• GIVEN REQUEST:
Look through the data below. Pick out the lines holding the string "Median".

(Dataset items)
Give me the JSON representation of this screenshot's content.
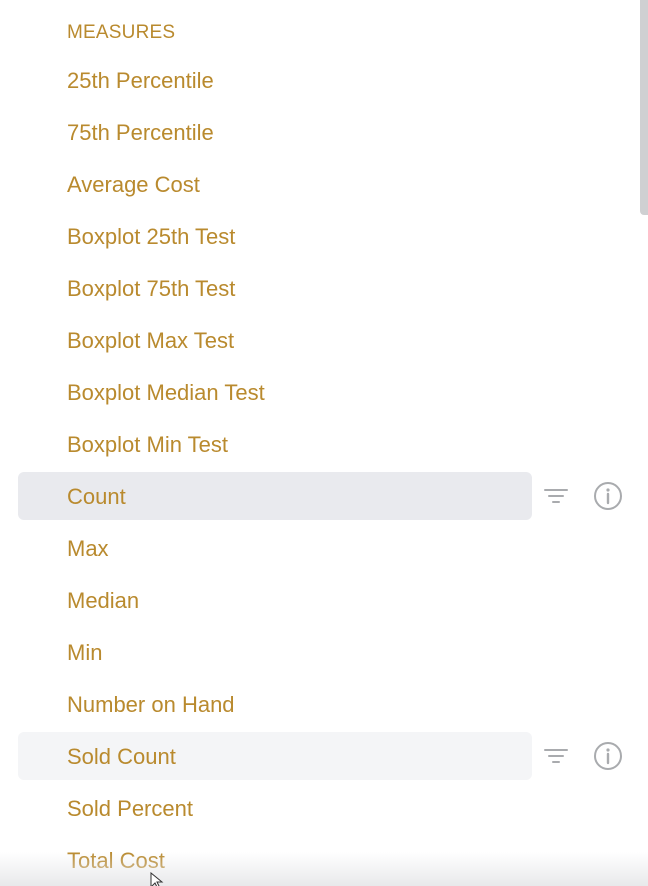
{
  "section": {
    "title": "MEASURES"
  },
  "fields": [
    {
      "label": "25th Percentile",
      "state": "normal"
    },
    {
      "label": "75th Percentile",
      "state": "normal"
    },
    {
      "label": "Average Cost",
      "state": "normal"
    },
    {
      "label": "Boxplot 25th Test",
      "state": "normal"
    },
    {
      "label": "Boxplot 75th Test",
      "state": "normal"
    },
    {
      "label": "Boxplot Max Test",
      "state": "normal"
    },
    {
      "label": "Boxplot Median Test",
      "state": "normal"
    },
    {
      "label": "Boxplot Min Test",
      "state": "normal"
    },
    {
      "label": "Count",
      "state": "hover"
    },
    {
      "label": "Max",
      "state": "normal"
    },
    {
      "label": "Median",
      "state": "normal"
    },
    {
      "label": "Min",
      "state": "normal"
    },
    {
      "label": "Number on Hand",
      "state": "normal"
    },
    {
      "label": "Sold Count",
      "state": "hover-light"
    },
    {
      "label": "Sold Percent",
      "state": "normal"
    },
    {
      "label": "Total Cost",
      "state": "normal"
    }
  ],
  "icons": {
    "filter": "filter-icon",
    "info": "info-icon"
  },
  "colors": {
    "measure_text": "#b98a2e",
    "hover_bg": "#e9eaee",
    "icon_gray": "#a9abae",
    "scrollbar": "#cfd0d2"
  }
}
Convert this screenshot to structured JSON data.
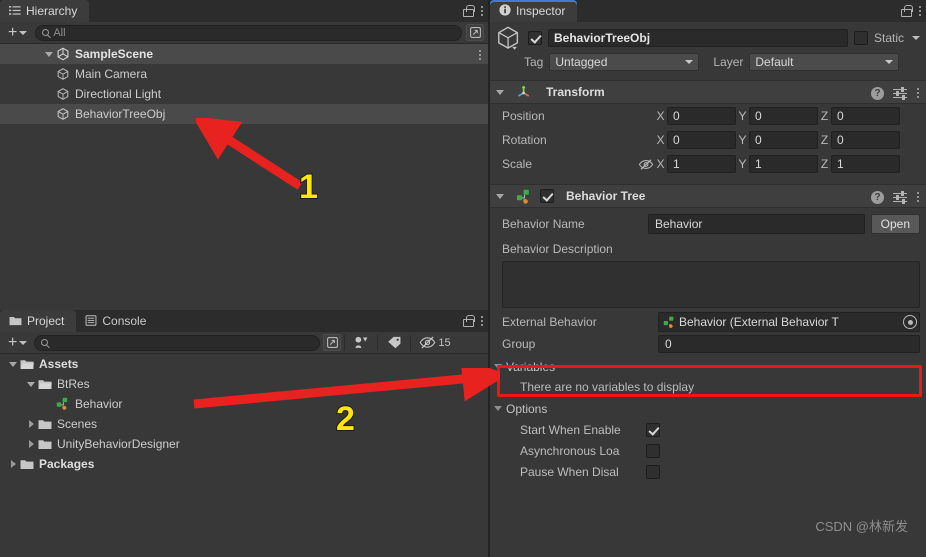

• FULL ANSWER:
      "label": "Boxplot Median Test",
      "label": "Median",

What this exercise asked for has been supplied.